• [Task directions] Every entry below must appear again, exactly as written.

• [Supplied records]
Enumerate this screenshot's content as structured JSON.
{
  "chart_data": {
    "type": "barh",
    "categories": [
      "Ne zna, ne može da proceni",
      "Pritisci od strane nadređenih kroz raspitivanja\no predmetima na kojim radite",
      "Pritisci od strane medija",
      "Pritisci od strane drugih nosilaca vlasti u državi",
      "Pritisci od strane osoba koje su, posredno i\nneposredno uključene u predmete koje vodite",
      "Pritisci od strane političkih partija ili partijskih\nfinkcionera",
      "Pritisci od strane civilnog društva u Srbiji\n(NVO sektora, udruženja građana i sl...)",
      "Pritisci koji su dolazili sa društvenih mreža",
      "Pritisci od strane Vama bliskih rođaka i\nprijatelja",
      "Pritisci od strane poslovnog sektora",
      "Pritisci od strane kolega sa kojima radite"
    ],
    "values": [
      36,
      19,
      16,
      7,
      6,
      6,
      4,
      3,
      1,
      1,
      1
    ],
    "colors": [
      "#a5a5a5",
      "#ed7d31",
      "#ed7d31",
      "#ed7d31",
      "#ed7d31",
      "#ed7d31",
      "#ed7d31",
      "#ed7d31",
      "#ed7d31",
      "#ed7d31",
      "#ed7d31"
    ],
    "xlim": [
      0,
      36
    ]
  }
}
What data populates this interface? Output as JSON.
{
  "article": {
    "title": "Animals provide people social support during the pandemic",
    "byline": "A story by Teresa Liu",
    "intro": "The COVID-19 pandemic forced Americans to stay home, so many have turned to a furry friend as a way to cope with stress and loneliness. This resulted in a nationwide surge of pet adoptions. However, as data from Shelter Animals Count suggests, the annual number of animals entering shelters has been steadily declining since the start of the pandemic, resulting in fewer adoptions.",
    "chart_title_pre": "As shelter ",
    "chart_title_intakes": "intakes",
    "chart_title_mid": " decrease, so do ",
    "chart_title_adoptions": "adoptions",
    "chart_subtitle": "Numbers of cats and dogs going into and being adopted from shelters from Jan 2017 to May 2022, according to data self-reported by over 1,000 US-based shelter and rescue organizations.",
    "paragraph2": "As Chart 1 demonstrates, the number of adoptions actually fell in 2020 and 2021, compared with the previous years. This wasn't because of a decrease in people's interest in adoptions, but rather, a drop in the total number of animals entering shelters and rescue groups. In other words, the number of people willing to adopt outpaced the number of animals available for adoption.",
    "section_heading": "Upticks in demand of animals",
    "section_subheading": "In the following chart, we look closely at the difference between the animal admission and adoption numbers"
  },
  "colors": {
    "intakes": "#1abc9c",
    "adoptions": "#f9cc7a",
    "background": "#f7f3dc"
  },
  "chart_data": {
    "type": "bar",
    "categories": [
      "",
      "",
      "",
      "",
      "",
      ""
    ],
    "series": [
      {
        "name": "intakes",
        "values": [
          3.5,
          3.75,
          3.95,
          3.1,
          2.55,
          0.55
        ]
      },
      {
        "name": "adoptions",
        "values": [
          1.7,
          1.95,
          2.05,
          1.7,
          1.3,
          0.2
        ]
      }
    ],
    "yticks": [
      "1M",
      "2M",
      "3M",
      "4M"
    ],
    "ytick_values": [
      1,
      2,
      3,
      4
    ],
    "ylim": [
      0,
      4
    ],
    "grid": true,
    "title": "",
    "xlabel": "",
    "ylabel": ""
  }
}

• [Solution to the exercise]
Enumerate this screenshot's content as structured JSON.
{
  "chart_data": {
    "type": "barh",
    "categories": [
      "Ne zna, ne može da proceni",
      "Pritisci od strane nadređenih kroz raspitivanja\no predmetima na kojim radite",
      "Pritisci od strane medija",
      "Pritisci od strane drugih nosilaca vlasti u državi",
      "Pritisci od strane osoba koje su, posredno i\nneposredno uključene u predmete koje vodite",
      "Pritisci od strane političkih partija ili partijskih\nfinkcionera",
      "Pritisci od strane civilnog društva u Srbiji\n(NVO sektora, udruženja građana i sl...)",
      "Pritisci koji su dolazili sa društvenih mreža",
      "Pritisci od strane Vama bliskih rođaka i\nprijatelja",
      "Pritisci od strane poslovnog sektora",
      "Pritisci od strane kolega sa kojima radite"
    ],
    "values": [
      36,
      19,
      16,
      7,
      6,
      6,
      4,
      3,
      1,
      1,
      1
    ],
    "colors": [
      "#a5a5a5",
      "#ed7d31",
      "#ed7d31",
      "#ed7d31",
      "#ed7d31",
      "#ed7d31",
      "#ed7d31",
      "#ed7d31",
      "#ed7d31",
      "#ed7d31",
      "#ed7d31"
    ],
    "xlim": [
      0,
      36
    ]
  }
}
What data populates this interface? Output as JSON.
{
  "article": {
    "title": "Animals provide people social support during the pandemic",
    "byline": "A story by Teresa Liu",
    "intro": "The COVID-19 pandemic forced Americans to stay home, so many have turned to a furry friend as a way to cope with stress and loneliness. This resulted in a nationwide surge of pet adoptions. However, as data from Shelter Animals Count suggests, the annual number of animals entering shelters has been steadily declining since the start of the pandemic, resulting in fewer adoptions.",
    "chart_title_pre": "As shelter ",
    "chart_title_intakes": "intakes",
    "chart_title_mid": " decrease, so do ",
    "chart_title_adoptions": "adoptions",
    "chart_subtitle": "Numbers of cats and dogs going into and being adopted from shelters from Jan 2017 to May 2022, according to data self-reported by over 1,000 US-based shelter and rescue organizations.",
    "paragraph2": "As Chart 1 demonstrates, the number of adoptions actually fell in 2020 and 2021, compared with the previous years. This wasn't because of a decrease in people's interest in adoptions, but rather, a drop in the total number of animals entering shelters and rescue groups. In other words, the number of people willing to adopt outpaced the number of animals available for adoption.",
    "section_heading": "Upticks in demand of animals",
    "section_subheading": "In the following chart, we look closely at the difference between the animal admission and adoption numbers"
  },
  "colors": {
    "intakes": "#1abc9c",
    "adoptions": "#f9cc7a",
    "background": "#f7f3dc"
  },
  "chart_data": {
    "type": "bar",
    "categories": [
      "",
      "",
      "",
      "",
      "",
      ""
    ],
    "series": [
      {
        "name": "intakes",
        "values": [
          3.5,
          3.75,
          3.95,
          3.1,
          2.55,
          0.55
        ]
      },
      {
        "name": "adoptions",
        "values": [
          1.7,
          1.95,
          2.05,
          1.7,
          1.3,
          0.2
        ]
      }
    ],
    "yticks": [
      "1M",
      "2M",
      "3M",
      "4M"
    ],
    "ytick_values": [
      1,
      2,
      3,
      4
    ],
    "ylim": [
      0,
      4
    ],
    "grid": true,
    "title": "",
    "xlabel": "",
    "ylabel": ""
  }
}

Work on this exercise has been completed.